# WORK TO COMPLETE
Using the listing beneath this task, count the lines with the word "Plot" and write only the result.

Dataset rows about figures
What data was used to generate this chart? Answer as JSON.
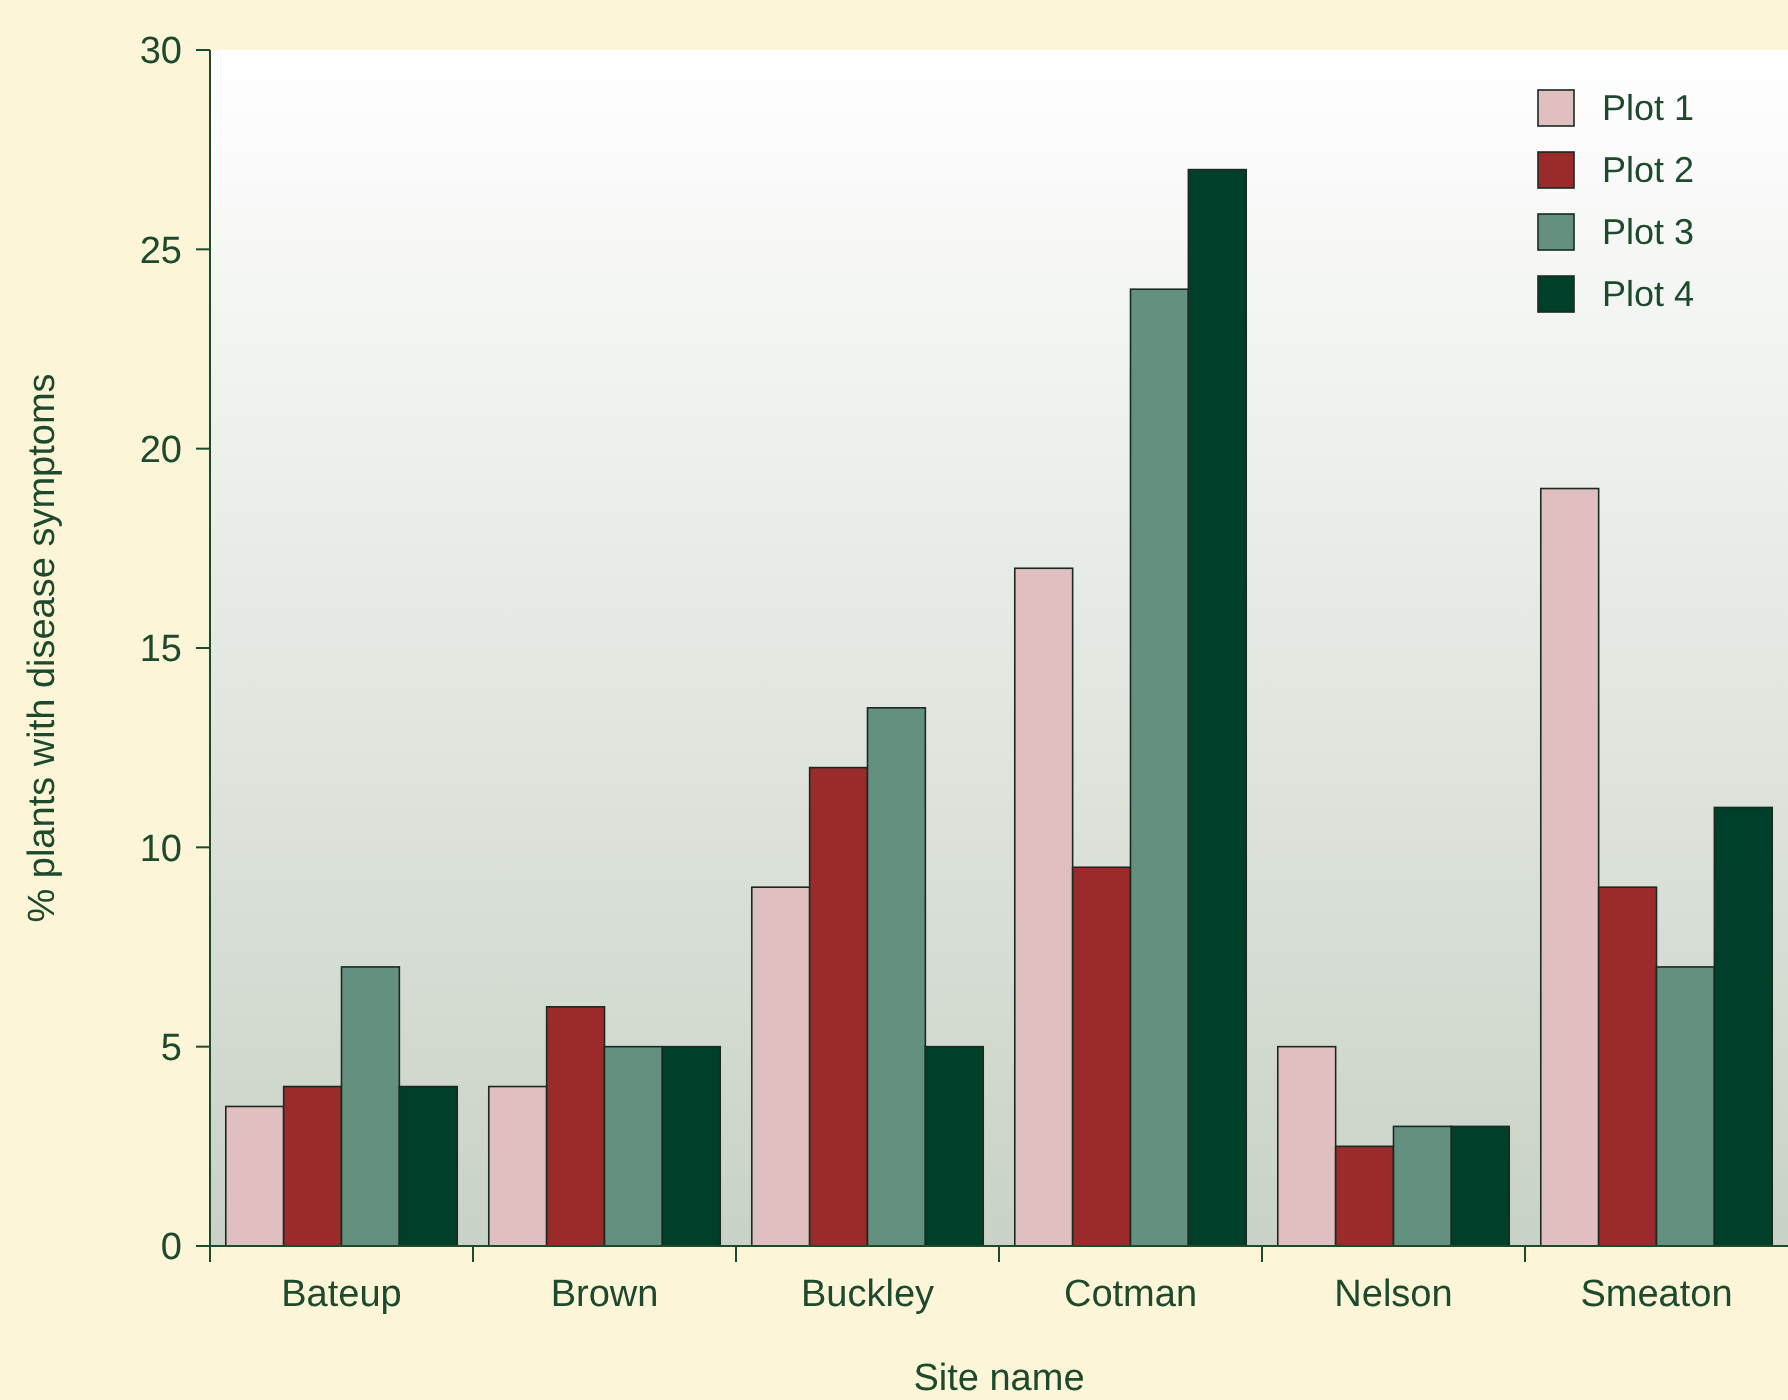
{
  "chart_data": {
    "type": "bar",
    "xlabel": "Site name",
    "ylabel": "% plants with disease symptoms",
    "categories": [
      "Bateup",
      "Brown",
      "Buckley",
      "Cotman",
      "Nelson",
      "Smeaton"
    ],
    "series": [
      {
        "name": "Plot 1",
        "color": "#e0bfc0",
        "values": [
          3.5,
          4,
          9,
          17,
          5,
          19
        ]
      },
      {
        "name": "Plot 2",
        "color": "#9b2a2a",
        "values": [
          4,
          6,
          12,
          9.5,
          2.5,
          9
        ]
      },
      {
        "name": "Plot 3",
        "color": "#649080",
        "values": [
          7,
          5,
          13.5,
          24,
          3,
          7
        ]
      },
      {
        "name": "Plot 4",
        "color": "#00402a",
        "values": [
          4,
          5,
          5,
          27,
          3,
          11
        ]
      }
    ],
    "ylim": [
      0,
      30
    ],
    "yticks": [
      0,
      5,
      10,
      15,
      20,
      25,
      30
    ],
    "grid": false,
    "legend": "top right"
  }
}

# RESPONSE
4